Bounding box annotations:
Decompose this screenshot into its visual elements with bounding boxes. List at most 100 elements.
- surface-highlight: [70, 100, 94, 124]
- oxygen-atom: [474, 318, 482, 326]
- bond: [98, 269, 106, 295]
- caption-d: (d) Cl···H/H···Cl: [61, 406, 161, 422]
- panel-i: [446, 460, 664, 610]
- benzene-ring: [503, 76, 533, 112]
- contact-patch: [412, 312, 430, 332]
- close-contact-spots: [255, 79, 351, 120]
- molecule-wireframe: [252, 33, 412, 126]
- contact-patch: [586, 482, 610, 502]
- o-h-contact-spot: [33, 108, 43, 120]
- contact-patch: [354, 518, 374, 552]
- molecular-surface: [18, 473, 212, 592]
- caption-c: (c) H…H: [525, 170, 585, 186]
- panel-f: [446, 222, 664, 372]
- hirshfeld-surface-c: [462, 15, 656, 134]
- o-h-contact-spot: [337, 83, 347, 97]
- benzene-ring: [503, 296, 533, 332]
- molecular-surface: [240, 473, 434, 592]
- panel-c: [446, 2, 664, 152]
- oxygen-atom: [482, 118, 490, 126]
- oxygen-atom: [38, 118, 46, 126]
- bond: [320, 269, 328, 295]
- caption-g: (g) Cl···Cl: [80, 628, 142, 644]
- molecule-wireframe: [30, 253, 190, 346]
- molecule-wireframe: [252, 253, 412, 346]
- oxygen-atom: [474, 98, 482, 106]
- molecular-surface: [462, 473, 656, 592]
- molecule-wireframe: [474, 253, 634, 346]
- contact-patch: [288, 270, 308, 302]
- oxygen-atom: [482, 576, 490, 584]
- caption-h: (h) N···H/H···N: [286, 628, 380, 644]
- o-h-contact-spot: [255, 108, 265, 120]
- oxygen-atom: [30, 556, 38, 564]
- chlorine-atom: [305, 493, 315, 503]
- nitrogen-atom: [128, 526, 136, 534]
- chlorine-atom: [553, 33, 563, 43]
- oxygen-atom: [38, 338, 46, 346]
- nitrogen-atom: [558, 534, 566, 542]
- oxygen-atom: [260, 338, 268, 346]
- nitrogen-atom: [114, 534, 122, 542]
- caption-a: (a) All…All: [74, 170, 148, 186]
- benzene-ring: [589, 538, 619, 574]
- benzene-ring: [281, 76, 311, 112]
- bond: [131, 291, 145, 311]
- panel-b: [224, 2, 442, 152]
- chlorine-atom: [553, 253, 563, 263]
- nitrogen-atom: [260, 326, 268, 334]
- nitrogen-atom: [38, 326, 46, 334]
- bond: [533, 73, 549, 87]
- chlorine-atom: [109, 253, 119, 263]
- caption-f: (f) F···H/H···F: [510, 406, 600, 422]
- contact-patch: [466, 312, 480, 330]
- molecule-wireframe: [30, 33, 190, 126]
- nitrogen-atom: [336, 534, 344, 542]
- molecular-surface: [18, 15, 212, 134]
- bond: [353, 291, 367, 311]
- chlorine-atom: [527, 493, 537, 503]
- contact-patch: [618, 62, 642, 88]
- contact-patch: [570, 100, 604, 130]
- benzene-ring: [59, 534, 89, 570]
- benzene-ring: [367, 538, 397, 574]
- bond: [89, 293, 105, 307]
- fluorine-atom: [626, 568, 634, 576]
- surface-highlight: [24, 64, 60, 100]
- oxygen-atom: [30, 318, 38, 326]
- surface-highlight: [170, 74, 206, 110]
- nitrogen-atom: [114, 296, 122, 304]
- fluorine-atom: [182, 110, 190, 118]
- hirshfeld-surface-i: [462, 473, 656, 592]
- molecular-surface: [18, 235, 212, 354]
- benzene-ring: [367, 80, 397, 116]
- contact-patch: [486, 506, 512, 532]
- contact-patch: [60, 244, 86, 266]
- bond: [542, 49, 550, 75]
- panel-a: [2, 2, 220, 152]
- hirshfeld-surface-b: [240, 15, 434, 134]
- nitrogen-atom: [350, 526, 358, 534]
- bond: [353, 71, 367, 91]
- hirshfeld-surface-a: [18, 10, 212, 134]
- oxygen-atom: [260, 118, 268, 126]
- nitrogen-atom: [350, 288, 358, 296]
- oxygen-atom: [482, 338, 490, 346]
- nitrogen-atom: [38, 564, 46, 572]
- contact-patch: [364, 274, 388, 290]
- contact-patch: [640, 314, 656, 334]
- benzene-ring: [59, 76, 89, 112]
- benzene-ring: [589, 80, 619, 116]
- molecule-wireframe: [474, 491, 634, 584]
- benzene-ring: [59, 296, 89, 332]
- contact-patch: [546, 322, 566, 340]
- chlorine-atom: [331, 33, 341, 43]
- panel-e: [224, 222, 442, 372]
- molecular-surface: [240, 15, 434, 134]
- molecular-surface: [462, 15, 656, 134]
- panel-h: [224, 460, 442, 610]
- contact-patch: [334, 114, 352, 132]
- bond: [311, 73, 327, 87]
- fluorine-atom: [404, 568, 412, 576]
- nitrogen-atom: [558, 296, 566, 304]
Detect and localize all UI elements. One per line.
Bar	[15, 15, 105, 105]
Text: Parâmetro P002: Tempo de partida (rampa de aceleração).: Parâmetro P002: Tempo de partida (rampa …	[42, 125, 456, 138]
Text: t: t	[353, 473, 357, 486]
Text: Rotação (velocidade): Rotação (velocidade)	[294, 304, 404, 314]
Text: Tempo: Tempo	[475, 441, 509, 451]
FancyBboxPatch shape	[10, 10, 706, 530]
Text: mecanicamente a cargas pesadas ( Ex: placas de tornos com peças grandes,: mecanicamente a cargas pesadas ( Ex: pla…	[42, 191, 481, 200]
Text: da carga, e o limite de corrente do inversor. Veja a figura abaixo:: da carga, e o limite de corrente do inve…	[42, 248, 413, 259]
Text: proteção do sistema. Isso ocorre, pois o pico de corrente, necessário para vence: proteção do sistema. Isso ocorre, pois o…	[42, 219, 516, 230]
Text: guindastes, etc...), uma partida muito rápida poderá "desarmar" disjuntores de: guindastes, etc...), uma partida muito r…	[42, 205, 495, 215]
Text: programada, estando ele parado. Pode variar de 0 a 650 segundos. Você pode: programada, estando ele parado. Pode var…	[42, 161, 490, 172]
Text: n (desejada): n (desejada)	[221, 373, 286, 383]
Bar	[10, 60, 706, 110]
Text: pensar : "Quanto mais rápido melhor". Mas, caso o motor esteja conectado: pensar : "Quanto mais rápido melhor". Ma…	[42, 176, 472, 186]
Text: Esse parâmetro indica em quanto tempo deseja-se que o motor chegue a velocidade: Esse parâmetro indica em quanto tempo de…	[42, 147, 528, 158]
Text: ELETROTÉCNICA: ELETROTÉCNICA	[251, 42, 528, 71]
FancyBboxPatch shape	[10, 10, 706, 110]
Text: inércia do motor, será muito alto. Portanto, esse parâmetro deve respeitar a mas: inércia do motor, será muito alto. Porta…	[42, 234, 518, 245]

Instruction:
Copy the data word for word, from its first line through the line containing "- benzene-ring: [503, 296, 533, 332]", with both of those lines included and nothing else.

Solution below:
Decompose this screenshot into its visual elements with bounding boxes. List at most 100 elements.
- surface-highlight: [70, 100, 94, 124]
- oxygen-atom: [474, 318, 482, 326]
- bond: [98, 269, 106, 295]
- caption-d: (d) Cl···H/H···Cl: [61, 406, 161, 422]
- panel-i: [446, 460, 664, 610]
- benzene-ring: [503, 76, 533, 112]
- contact-patch: [412, 312, 430, 332]
- close-contact-spots: [255, 79, 351, 120]
- molecule-wireframe: [252, 33, 412, 126]
- contact-patch: [586, 482, 610, 502]
- o-h-contact-spot: [33, 108, 43, 120]
- contact-patch: [354, 518, 374, 552]
- molecular-surface: [18, 473, 212, 592]
- caption-c: (c) H…H: [525, 170, 585, 186]
- panel-f: [446, 222, 664, 372]
- hirshfeld-surface-c: [462, 15, 656, 134]
- o-h-contact-spot: [337, 83, 347, 97]
- benzene-ring: [503, 296, 533, 332]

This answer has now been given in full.